**What the task requires**
The number of lines containing "axis" is the only answer wanted; work it out from the entries below.

**Input data**
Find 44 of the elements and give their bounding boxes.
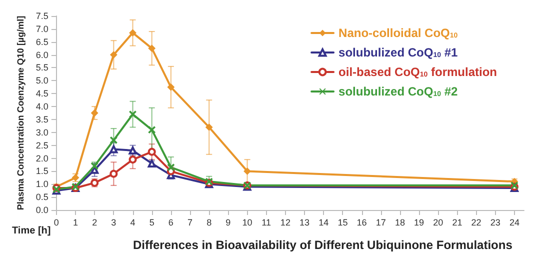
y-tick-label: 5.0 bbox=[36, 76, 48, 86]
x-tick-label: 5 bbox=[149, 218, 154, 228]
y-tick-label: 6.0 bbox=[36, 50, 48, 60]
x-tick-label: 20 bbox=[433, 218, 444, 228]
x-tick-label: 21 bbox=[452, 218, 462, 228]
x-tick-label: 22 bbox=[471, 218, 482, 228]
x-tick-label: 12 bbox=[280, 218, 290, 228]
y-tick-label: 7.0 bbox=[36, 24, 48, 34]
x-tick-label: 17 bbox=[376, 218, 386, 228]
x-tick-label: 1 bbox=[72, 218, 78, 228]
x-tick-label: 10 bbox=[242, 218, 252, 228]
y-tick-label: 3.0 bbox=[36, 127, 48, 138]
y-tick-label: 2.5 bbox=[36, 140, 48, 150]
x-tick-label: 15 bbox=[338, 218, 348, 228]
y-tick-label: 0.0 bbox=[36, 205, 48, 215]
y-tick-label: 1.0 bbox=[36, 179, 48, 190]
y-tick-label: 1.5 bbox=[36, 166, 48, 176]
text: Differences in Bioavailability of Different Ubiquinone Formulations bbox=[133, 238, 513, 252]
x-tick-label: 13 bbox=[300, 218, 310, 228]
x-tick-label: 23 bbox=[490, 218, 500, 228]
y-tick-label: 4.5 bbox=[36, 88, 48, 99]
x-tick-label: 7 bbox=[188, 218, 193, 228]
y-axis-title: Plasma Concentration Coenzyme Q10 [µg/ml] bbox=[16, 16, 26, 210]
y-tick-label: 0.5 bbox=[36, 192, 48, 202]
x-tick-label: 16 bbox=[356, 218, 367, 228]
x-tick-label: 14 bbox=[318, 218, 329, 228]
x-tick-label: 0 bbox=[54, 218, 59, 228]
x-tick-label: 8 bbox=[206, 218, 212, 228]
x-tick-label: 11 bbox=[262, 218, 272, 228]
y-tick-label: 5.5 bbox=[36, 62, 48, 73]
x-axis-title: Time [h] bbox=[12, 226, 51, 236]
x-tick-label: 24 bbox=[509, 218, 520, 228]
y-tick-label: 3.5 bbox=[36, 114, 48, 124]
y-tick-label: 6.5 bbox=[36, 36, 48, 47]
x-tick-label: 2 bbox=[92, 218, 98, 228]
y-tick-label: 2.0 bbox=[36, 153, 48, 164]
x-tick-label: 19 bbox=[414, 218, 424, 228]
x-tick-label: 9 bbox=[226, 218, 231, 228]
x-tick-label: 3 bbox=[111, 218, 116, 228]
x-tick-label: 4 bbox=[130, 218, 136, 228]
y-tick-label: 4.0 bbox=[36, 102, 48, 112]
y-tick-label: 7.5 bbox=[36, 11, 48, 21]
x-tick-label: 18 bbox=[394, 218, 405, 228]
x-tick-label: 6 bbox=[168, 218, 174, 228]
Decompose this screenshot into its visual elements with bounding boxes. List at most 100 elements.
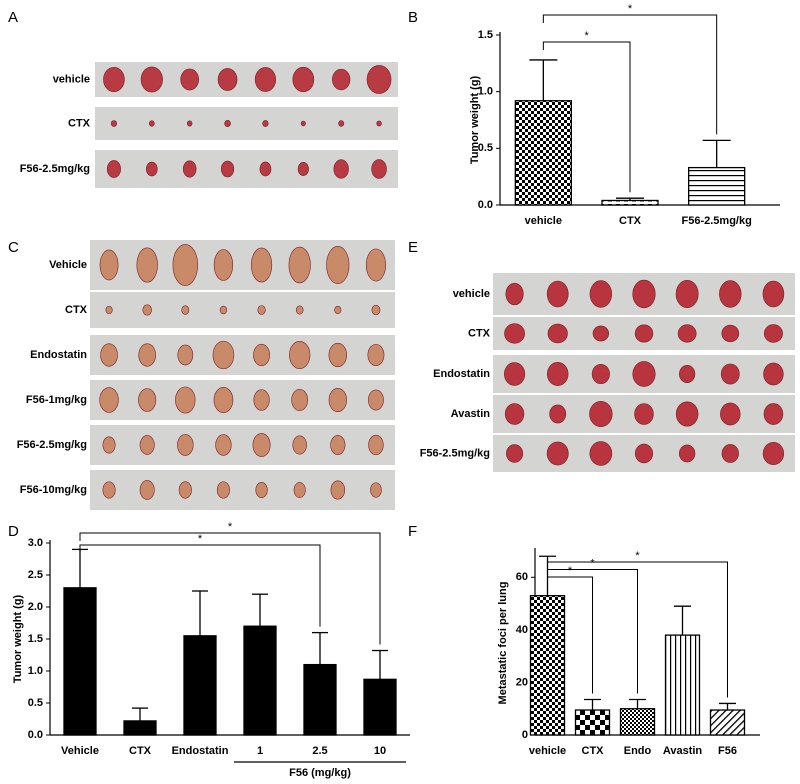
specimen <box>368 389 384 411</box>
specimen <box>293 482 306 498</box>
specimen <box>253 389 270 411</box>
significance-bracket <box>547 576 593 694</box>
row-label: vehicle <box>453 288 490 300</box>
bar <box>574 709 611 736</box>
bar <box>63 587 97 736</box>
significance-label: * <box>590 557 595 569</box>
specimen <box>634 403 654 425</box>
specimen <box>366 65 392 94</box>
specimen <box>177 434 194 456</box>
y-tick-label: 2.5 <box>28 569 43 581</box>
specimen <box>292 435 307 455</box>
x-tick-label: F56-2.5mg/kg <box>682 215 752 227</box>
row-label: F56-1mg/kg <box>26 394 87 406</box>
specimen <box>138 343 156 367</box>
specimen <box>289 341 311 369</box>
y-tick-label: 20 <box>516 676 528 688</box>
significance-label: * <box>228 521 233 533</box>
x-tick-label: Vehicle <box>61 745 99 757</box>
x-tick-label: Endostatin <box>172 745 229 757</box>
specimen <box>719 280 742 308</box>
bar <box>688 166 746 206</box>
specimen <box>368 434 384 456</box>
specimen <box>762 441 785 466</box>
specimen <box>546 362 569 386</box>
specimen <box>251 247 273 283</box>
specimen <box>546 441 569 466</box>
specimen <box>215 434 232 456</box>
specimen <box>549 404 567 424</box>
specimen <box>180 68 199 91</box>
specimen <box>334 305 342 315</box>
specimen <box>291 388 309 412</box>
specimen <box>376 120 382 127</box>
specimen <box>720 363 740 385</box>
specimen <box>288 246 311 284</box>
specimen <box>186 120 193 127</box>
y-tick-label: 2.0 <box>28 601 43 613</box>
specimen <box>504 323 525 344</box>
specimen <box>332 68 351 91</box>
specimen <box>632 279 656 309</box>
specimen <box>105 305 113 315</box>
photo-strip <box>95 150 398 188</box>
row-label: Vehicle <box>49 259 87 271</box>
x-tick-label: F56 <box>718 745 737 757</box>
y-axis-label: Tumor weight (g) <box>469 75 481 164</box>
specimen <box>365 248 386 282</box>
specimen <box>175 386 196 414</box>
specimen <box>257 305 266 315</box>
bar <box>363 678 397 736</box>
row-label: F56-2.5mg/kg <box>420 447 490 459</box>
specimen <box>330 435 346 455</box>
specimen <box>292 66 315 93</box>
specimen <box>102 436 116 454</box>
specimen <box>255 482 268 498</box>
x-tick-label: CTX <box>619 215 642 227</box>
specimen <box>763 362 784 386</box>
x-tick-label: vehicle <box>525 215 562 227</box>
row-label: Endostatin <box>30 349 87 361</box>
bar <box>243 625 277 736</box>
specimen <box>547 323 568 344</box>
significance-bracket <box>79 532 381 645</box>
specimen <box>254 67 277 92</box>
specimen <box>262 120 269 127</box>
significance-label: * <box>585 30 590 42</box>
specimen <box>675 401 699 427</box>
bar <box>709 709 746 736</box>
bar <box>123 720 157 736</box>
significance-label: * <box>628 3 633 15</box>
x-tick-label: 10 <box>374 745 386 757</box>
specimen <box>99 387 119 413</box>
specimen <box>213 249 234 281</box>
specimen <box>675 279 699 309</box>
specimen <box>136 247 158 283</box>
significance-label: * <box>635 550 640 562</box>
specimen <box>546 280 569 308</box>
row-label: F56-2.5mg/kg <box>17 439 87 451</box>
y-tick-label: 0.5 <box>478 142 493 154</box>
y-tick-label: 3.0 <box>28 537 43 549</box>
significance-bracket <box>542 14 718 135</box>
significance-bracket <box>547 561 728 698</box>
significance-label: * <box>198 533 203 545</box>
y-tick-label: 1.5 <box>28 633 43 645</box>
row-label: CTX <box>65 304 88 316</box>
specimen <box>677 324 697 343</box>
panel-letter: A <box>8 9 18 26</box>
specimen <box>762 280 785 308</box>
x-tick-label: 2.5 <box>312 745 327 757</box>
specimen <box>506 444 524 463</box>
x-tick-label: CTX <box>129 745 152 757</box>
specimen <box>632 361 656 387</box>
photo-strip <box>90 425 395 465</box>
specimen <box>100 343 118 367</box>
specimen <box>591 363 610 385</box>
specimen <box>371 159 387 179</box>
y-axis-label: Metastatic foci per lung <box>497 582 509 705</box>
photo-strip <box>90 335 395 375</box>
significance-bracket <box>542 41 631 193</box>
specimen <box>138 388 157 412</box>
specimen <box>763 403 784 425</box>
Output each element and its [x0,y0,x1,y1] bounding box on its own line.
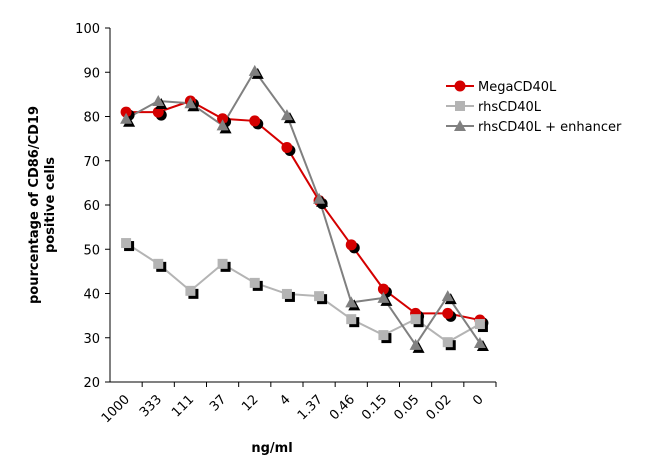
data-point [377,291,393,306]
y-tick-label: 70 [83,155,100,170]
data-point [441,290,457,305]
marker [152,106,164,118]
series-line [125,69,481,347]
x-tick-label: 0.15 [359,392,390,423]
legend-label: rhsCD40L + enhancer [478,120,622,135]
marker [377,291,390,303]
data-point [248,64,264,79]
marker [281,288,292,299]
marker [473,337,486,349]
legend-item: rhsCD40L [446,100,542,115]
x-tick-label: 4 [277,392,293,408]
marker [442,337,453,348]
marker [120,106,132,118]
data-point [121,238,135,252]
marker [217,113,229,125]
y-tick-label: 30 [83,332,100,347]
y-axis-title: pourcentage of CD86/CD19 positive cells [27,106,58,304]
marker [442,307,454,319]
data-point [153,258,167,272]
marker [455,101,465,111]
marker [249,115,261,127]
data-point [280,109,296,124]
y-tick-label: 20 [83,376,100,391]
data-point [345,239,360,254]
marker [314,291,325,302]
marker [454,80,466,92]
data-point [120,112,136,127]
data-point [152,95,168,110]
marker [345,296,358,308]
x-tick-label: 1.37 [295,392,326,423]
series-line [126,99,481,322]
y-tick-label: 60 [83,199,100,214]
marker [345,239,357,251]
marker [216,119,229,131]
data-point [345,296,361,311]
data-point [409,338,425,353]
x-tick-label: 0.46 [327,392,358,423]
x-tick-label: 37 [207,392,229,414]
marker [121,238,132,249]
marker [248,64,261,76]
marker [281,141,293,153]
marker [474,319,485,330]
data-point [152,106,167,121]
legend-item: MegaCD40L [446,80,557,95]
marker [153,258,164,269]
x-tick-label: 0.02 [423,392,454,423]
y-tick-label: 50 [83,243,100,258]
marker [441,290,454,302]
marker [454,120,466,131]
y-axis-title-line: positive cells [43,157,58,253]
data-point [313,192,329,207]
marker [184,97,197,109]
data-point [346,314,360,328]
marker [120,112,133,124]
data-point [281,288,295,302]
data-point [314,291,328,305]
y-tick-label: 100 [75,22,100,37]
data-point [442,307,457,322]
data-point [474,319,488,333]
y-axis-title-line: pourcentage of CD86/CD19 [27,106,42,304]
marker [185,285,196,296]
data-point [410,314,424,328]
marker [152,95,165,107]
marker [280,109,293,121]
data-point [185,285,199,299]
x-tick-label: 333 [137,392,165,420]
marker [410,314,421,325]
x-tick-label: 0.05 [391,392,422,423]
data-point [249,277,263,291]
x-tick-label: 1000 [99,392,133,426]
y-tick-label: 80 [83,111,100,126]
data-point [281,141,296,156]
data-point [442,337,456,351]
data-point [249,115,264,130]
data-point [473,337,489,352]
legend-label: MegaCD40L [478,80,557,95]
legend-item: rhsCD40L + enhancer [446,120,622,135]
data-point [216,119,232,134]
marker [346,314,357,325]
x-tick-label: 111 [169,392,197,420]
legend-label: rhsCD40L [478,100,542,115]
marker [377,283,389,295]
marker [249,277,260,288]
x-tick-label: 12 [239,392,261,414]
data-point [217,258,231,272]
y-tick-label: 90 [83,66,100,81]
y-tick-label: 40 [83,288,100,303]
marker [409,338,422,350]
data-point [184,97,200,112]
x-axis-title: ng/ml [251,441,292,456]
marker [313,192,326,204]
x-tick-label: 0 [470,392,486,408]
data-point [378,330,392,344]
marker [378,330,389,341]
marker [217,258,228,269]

**Task response**
8